>> start

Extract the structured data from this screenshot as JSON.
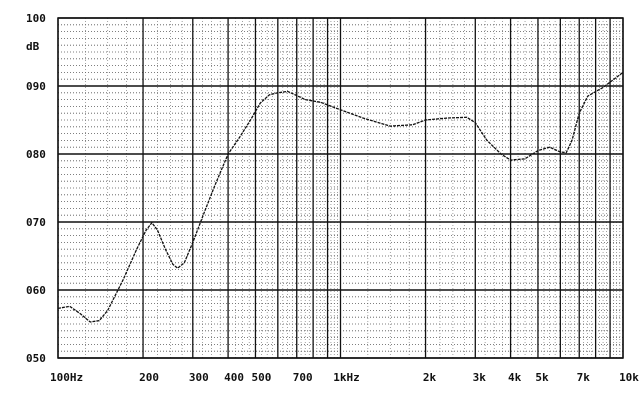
{
  "chart_data": {
    "type": "line",
    "title": "",
    "xlabel": "",
    "ylabel": "dB",
    "xscale": "log",
    "xlim": [
      100,
      10000
    ],
    "ylim": [
      50,
      100
    ],
    "grid": true,
    "x_ticks": [
      {
        "value": 100,
        "label": "100Hz"
      },
      {
        "value": 200,
        "label": "200"
      },
      {
        "value": 300,
        "label": "300"
      },
      {
        "value": 400,
        "label": "400"
      },
      {
        "value": 500,
        "label": "500"
      },
      {
        "value": 700,
        "label": "700"
      },
      {
        "value": 1000,
        "label": "1kHz"
      },
      {
        "value": 2000,
        "label": "2k"
      },
      {
        "value": 3000,
        "label": "3k"
      },
      {
        "value": 4000,
        "label": "4k"
      },
      {
        "value": 5000,
        "label": "5k"
      },
      {
        "value": 7000,
        "label": "7k"
      },
      {
        "value": 10000,
        "label": "10k"
      }
    ],
    "y_ticks": [
      {
        "value": 100,
        "label": "100"
      },
      {
        "value": 90,
        "label": "090"
      },
      {
        "value": 80,
        "label": "080"
      },
      {
        "value": 70,
        "label": "070"
      },
      {
        "value": 60,
        "label": "060"
      },
      {
        "value": 50,
        "label": "050"
      }
    ],
    "series": [
      {
        "color": "#111111",
        "x": [
          100,
          110,
          120,
          130,
          140,
          150,
          170,
          190,
          205,
          215,
          225,
          240,
          255,
          265,
          280,
          300,
          330,
          360,
          400,
          440,
          480,
          520,
          560,
          600,
          650,
          700,
          750,
          850,
          1000,
          1200,
          1500,
          1800,
          2000,
          2400,
          2800,
          3000,
          3300,
          3700,
          4000,
          4500,
          5000,
          5500,
          6000,
          6300,
          6600,
          7000,
          7500,
          8500,
          10000
        ],
        "y": [
          57.3,
          57.6,
          56.5,
          55.3,
          55.5,
          57.0,
          61.5,
          66.0,
          68.8,
          69.9,
          68.8,
          66.0,
          63.8,
          63.2,
          64.0,
          67.0,
          71.5,
          75.5,
          80.0,
          82.5,
          85.0,
          87.5,
          88.7,
          89.0,
          89.2,
          88.6,
          88.0,
          87.6,
          86.5,
          85.3,
          84.1,
          84.3,
          85.0,
          85.3,
          85.4,
          84.6,
          82.0,
          80.0,
          79.1,
          79.3,
          80.5,
          81.0,
          80.3,
          80.2,
          82.0,
          86.0,
          88.5,
          89.8,
          92.0
        ]
      }
    ]
  }
}
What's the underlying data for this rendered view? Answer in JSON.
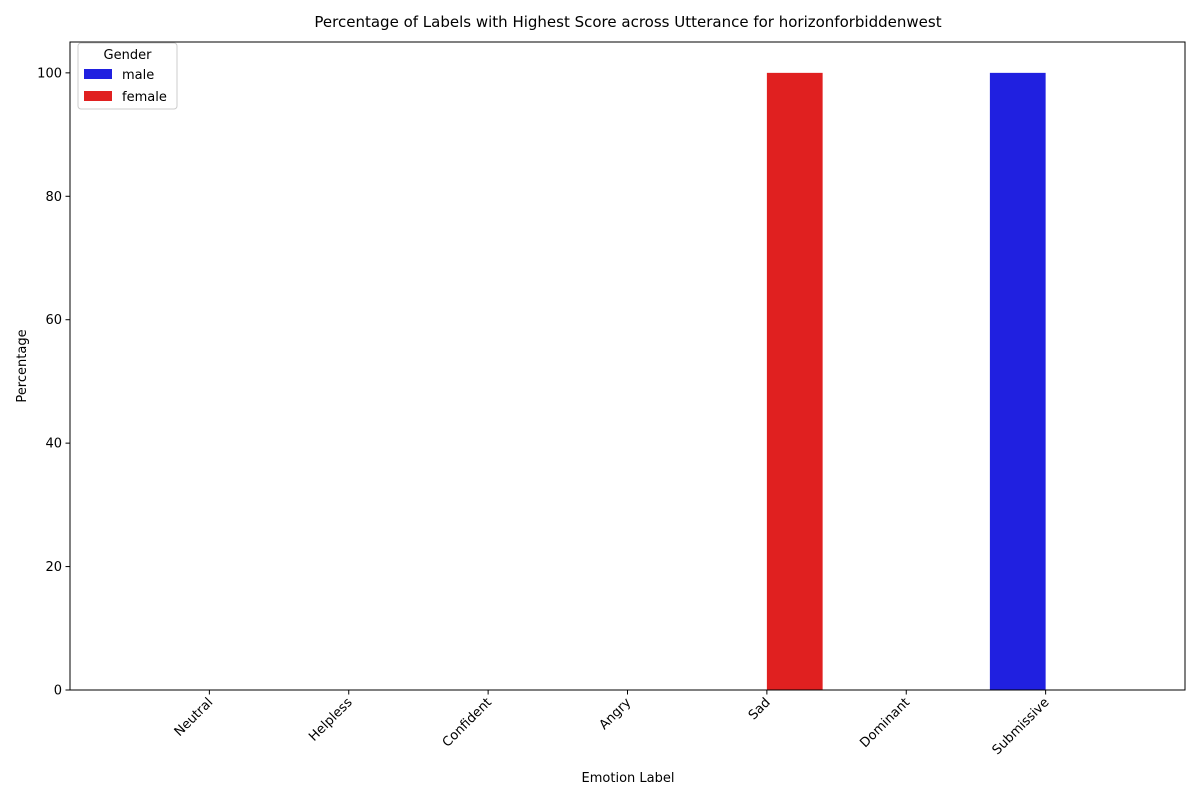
{
  "chart_data": {
    "type": "bar",
    "title": "Percentage of Labels with Highest Score across Utterance for horizonforbiddenwest",
    "xlabel": "Emotion Label",
    "ylabel": "Percentage",
    "categories": [
      "Neutral",
      "Helpless",
      "Confident",
      "Angry",
      "Sad",
      "Dominant",
      "Submissive"
    ],
    "series": [
      {
        "name": "male",
        "color": "#2020e0",
        "values": [
          0,
          0,
          0,
          0,
          0,
          0,
          100
        ]
      },
      {
        "name": "female",
        "color": "#e02020",
        "values": [
          0,
          0,
          0,
          0,
          100,
          0,
          0
        ]
      }
    ],
    "ylim": [
      0,
      105
    ],
    "yticks": [
      0,
      20,
      40,
      60,
      80,
      100
    ],
    "grid": false,
    "legend": {
      "title": "Gender",
      "placement": "top-left"
    }
  }
}
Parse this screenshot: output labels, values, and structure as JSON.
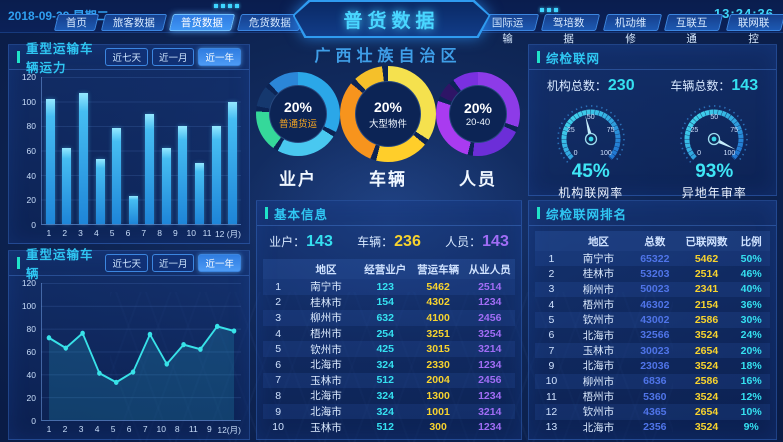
{
  "header": {
    "date": "2018-09-29 星期二",
    "time": "13:24:36",
    "title": "普货数据",
    "subtitle": "广西壮族自治区",
    "nav_left": [
      {
        "label": "首页",
        "active": false
      },
      {
        "label": "旅客数据",
        "active": false
      },
      {
        "label": "普货数据",
        "active": true
      },
      {
        "label": "危货数据",
        "active": false
      },
      {
        "label": "出租数据",
        "active": false
      }
    ],
    "nav_right": [
      {
        "label": "国际运输",
        "active": false
      },
      {
        "label": "驾培数据",
        "active": false
      },
      {
        "label": "机动维修",
        "active": false
      },
      {
        "label": "互联互通",
        "active": false
      },
      {
        "label": "联网联控",
        "active": false
      }
    ]
  },
  "range_buttons": [
    "近七天",
    "近一月",
    "近一年"
  ],
  "range_active_index": 2,
  "panels": {
    "capacity": {
      "title": "重型运输车辆运力"
    },
    "vehicle": {
      "title": "重型运输车辆"
    },
    "basic_info": {
      "title": "基本信息",
      "stats": [
        {
          "label": "业户：",
          "value": "143"
        },
        {
          "label": "车辆：",
          "value": "236"
        },
        {
          "label": "人员：",
          "value": "143"
        }
      ]
    },
    "inspection": {
      "title": "综检联网",
      "stats": [
        {
          "label": "机构总数：",
          "value": "230"
        },
        {
          "label": "车辆总数：",
          "value": "143"
        }
      ]
    },
    "ranking": {
      "title": "综检联网排名"
    }
  },
  "colors": {
    "accent_cyan": "#2fc6f2",
    "accent_teal": "#1fe3c9",
    "value_cyan": "#35e0f0",
    "value_yellow": "#f7d32e",
    "value_purple": "#a06df5",
    "value_blue": "#4f74e8",
    "bar_fill": "#2ba3e0",
    "line_stroke": "#38e2e8"
  },
  "chart_data": [
    {
      "id": "capacity_bar",
      "type": "bar",
      "title": "重型运输车辆运力",
      "categories": [
        "1",
        "2",
        "3",
        "4",
        "5",
        "6",
        "7",
        "8",
        "9",
        "10",
        "11",
        "12 (月)"
      ],
      "values": [
        102,
        62,
        107,
        53,
        78,
        23,
        90,
        62,
        80,
        50,
        80,
        100
      ],
      "xlabel": "月",
      "ylabel": "",
      "ylim": [
        0,
        120
      ],
      "yticks": [
        0,
        20,
        40,
        60,
        80,
        100,
        120
      ],
      "grid": true,
      "active_range": "近一年"
    },
    {
      "id": "vehicle_line",
      "type": "line",
      "title": "重型运输车辆",
      "categories": [
        "1",
        "2",
        "3",
        "4",
        "5",
        "6",
        "7",
        "10",
        "8",
        "11",
        "9",
        "12(月)"
      ],
      "values": [
        72,
        63,
        76,
        41,
        33,
        42,
        75,
        49,
        66,
        62,
        82,
        78
      ],
      "xlabel": "月",
      "ylabel": "",
      "ylim": [
        0,
        120
      ],
      "yticks": [
        0,
        20,
        40,
        60,
        80,
        100,
        120
      ],
      "grid": true,
      "area_fill": true,
      "active_range": "近一年"
    },
    {
      "id": "donut_operators",
      "type": "pie",
      "label": "业户",
      "center_value": "20%",
      "center_label": "普通货运",
      "segments": [
        {
          "name": "seg-sky",
          "pct": 32,
          "color": "#2ba7e8"
        },
        {
          "name": "gap",
          "pct": 2,
          "color": "#0c2455"
        },
        {
          "name": "seg-lightblue",
          "pct": 24,
          "color": "#49c8f0"
        },
        {
          "name": "gap",
          "pct": 2,
          "color": "#0c2455"
        },
        {
          "name": "seg-green",
          "pct": 16,
          "color": "#35d89a"
        },
        {
          "name": "gap",
          "pct": 2,
          "color": "#0c2455"
        },
        {
          "name": "seg-dark",
          "pct": 8,
          "color": "#15386e"
        },
        {
          "name": "gap",
          "pct": 2,
          "color": "#0c2455"
        },
        {
          "name": "seg-blue",
          "pct": 12,
          "color": "#2b86d8"
        }
      ]
    },
    {
      "id": "donut_vehicles",
      "type": "pie",
      "label": "车辆",
      "center_value": "20%",
      "center_label": "大型物件",
      "segments": [
        {
          "name": "seg-yellow",
          "pct": 34,
          "color": "#f5e14e"
        },
        {
          "name": "gap",
          "pct": 2,
          "color": "#0c2455"
        },
        {
          "name": "seg-gold",
          "pct": 18,
          "color": "#ffce2a"
        },
        {
          "name": "gap",
          "pct": 2,
          "color": "#0c2455"
        },
        {
          "name": "seg-orange",
          "pct": 30,
          "color": "#f7941d"
        },
        {
          "name": "gap",
          "pct": 2,
          "color": "#0c2455"
        },
        {
          "name": "seg-amber",
          "pct": 10,
          "color": "#f5c02a"
        },
        {
          "name": "gap",
          "pct": 2,
          "color": "#0c2455"
        }
      ]
    },
    {
      "id": "donut_personnel",
      "type": "pie",
      "label": "人员",
      "center_value": "20%",
      "center_label": "20-40",
      "segments": [
        {
          "name": "seg-purple",
          "pct": 30,
          "color": "#8d3be8"
        },
        {
          "name": "gap",
          "pct": 2,
          "color": "#0c2455"
        },
        {
          "name": "seg-violet",
          "pct": 20,
          "color": "#6c2ed8"
        },
        {
          "name": "gap",
          "pct": 2,
          "color": "#0c2455"
        },
        {
          "name": "seg-magenta",
          "pct": 26,
          "color": "#a93bf0"
        },
        {
          "name": "gap",
          "pct": 2,
          "color": "#0c2455"
        },
        {
          "name": "seg-dark",
          "pct": 6,
          "color": "#2e1566"
        },
        {
          "name": "gap",
          "pct": 2,
          "color": "#0c2455"
        },
        {
          "name": "seg-purple2",
          "pct": 8,
          "color": "#7a30e0"
        }
      ]
    },
    {
      "id": "gauge_network",
      "type": "gauge",
      "value": 45,
      "unit": "%",
      "label": "机构联网率",
      "ticks": [
        0,
        25,
        50,
        75,
        100
      ],
      "range": [
        0,
        100
      ]
    },
    {
      "id": "gauge_review",
      "type": "gauge",
      "value": 93,
      "unit": "%",
      "label": "异地年审率",
      "ticks": [
        0,
        25,
        50,
        75,
        100
      ],
      "range": [
        0,
        100
      ]
    },
    {
      "id": "basic_table",
      "type": "table",
      "headers": [
        "地区",
        "经营业户",
        "营运车辆",
        "从业人员"
      ],
      "col_classes": [
        "c-rank",
        "c-region",
        "c-cyan",
        "c-yellow",
        "c-purple"
      ],
      "rows": [
        [
          "1",
          "南宁市",
          "123",
          "5462",
          "2514"
        ],
        [
          "2",
          "桂林市",
          "154",
          "4302",
          "1234"
        ],
        [
          "3",
          "柳州市",
          "632",
          "4100",
          "2456"
        ],
        [
          "4",
          "梧州市",
          "254",
          "3251",
          "3254"
        ],
        [
          "5",
          "钦州市",
          "425",
          "3015",
          "3214"
        ],
        [
          "6",
          "北海市",
          "324",
          "2330",
          "1234"
        ],
        [
          "7",
          "玉林市",
          "512",
          "2004",
          "2456"
        ],
        [
          "8",
          "北海市",
          "324",
          "1300",
          "1234"
        ],
        [
          "9",
          "北海市",
          "324",
          "1001",
          "3214"
        ],
        [
          "10",
          "玉林市",
          "512",
          "300",
          "1234"
        ]
      ]
    },
    {
      "id": "rank_table",
      "type": "table",
      "headers": [
        "地区",
        "总数",
        "已联网数",
        "比例"
      ],
      "col_classes": [
        "c-rank",
        "c-region",
        "c-blue",
        "c-yellow",
        "c-cyan"
      ],
      "rows": [
        [
          "1",
          "南宁市",
          "65322",
          "5462",
          "50%"
        ],
        [
          "2",
          "桂林市",
          "53203",
          "2514",
          "46%"
        ],
        [
          "3",
          "柳州市",
          "50023",
          "2341",
          "40%"
        ],
        [
          "4",
          "梧州市",
          "46302",
          "2154",
          "36%"
        ],
        [
          "5",
          "钦州市",
          "43002",
          "2586",
          "30%"
        ],
        [
          "6",
          "北海市",
          "32566",
          "3524",
          "24%"
        ],
        [
          "7",
          "玉林市",
          "30023",
          "2654",
          "20%"
        ],
        [
          "9",
          "北海市",
          "23036",
          "3524",
          "18%"
        ],
        [
          "10",
          "柳州市",
          "6836",
          "2586",
          "16%"
        ],
        [
          "11",
          "梧州市",
          "5360",
          "3524",
          "12%"
        ],
        [
          "12",
          "钦州市",
          "4365",
          "2654",
          "10%"
        ],
        [
          "13",
          "北海市",
          "2356",
          "3524",
          "9%"
        ]
      ]
    }
  ]
}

>> end

EXERCISE REQUIREMENTS.
Filter the listing for the word "ylabel" and copy every line that holds it.

RESPONSE.
    "ylabel": "dB",
    "ylabel": "Percentage",
      "ylabel": "",
      "ylabel": "",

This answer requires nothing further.